:: WRITTEN REQUEST ::
Repeat every line below exactly, word for word.
>> begin SUPPLIED MATERIAL
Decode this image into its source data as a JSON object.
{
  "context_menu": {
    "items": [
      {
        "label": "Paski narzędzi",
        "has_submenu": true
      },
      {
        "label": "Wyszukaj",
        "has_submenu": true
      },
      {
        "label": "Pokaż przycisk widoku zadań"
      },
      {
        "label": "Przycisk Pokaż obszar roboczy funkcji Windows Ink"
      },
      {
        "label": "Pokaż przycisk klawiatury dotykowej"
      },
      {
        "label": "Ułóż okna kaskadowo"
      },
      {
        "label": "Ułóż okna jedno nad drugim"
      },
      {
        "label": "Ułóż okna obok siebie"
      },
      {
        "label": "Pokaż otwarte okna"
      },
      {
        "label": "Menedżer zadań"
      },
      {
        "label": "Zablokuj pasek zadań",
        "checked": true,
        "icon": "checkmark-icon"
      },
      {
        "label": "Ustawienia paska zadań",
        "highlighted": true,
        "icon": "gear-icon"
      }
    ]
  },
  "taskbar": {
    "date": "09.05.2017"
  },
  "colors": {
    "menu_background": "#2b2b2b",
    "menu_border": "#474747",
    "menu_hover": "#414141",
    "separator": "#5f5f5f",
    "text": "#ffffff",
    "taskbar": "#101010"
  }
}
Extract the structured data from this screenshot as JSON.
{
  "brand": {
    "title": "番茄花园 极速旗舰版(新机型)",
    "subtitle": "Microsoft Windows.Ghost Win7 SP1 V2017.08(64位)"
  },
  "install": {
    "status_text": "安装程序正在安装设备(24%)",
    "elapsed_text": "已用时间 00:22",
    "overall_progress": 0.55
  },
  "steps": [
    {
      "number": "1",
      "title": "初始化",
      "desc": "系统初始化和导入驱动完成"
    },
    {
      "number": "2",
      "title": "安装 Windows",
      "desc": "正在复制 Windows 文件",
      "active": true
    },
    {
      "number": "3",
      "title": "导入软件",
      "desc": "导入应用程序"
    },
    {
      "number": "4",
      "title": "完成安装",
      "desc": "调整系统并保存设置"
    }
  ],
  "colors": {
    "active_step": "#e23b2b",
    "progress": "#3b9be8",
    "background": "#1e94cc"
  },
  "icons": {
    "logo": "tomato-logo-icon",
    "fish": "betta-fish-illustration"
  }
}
>> end SUPPLIED MATERIAL
:: WRITTEN RESPONSE ::
Decode this image into its source data as a JSON object.
{
  "context_menu": {
    "items": [
      {
        "label": "Paski narzędzi",
        "has_submenu": true
      },
      {
        "label": "Wyszukaj",
        "has_submenu": true
      },
      {
        "label": "Pokaż przycisk widoku zadań"
      },
      {
        "label": "Przycisk Pokaż obszar roboczy funkcji Windows Ink"
      },
      {
        "label": "Pokaż przycisk klawiatury dotykowej"
      },
      {
        "label": "Ułóż okna kaskadowo"
      },
      {
        "label": "Ułóż okna jedno nad drugim"
      },
      {
        "label": "Ułóż okna obok siebie"
      },
      {
        "label": "Pokaż otwarte okna"
      },
      {
        "label": "Menedżer zadań"
      },
      {
        "label": "Zablokuj pasek zadań",
        "checked": true,
        "icon": "checkmark-icon"
      },
      {
        "label": "Ustawienia paska zadań",
        "highlighted": true,
        "icon": "gear-icon"
      }
    ]
  },
  "taskbar": {
    "date": "09.05.2017"
  },
  "colors": {
    "menu_background": "#2b2b2b",
    "menu_border": "#474747",
    "menu_hover": "#414141",
    "separator": "#5f5f5f",
    "text": "#ffffff",
    "taskbar": "#101010"
  }
}
Extract the structured data from this screenshot as JSON.
{
  "brand": {
    "title": "番茄花园 极速旗舰版(新机型)",
    "subtitle": "Microsoft Windows.Ghost Win7 SP1 V2017.08(64位)"
  },
  "install": {
    "status_text": "安装程序正在安装设备(24%)",
    "elapsed_text": "已用时间 00:22",
    "overall_progress": 0.55
  },
  "steps": [
    {
      "number": "1",
      "title": "初始化",
      "desc": "系统初始化和导入驱动完成"
    },
    {
      "number": "2",
      "title": "安装 Windows",
      "desc": "正在复制 Windows 文件",
      "active": true
    },
    {
      "number": "3",
      "title": "导入软件",
      "desc": "导入应用程序"
    },
    {
      "number": "4",
      "title": "完成安装",
      "desc": "调整系统并保存设置"
    }
  ],
  "colors": {
    "active_step": "#e23b2b",
    "progress": "#3b9be8",
    "background": "#1e94cc"
  },
  "icons": {
    "logo": "tomato-logo-icon",
    "fish": "betta-fish-illustration"
  }
}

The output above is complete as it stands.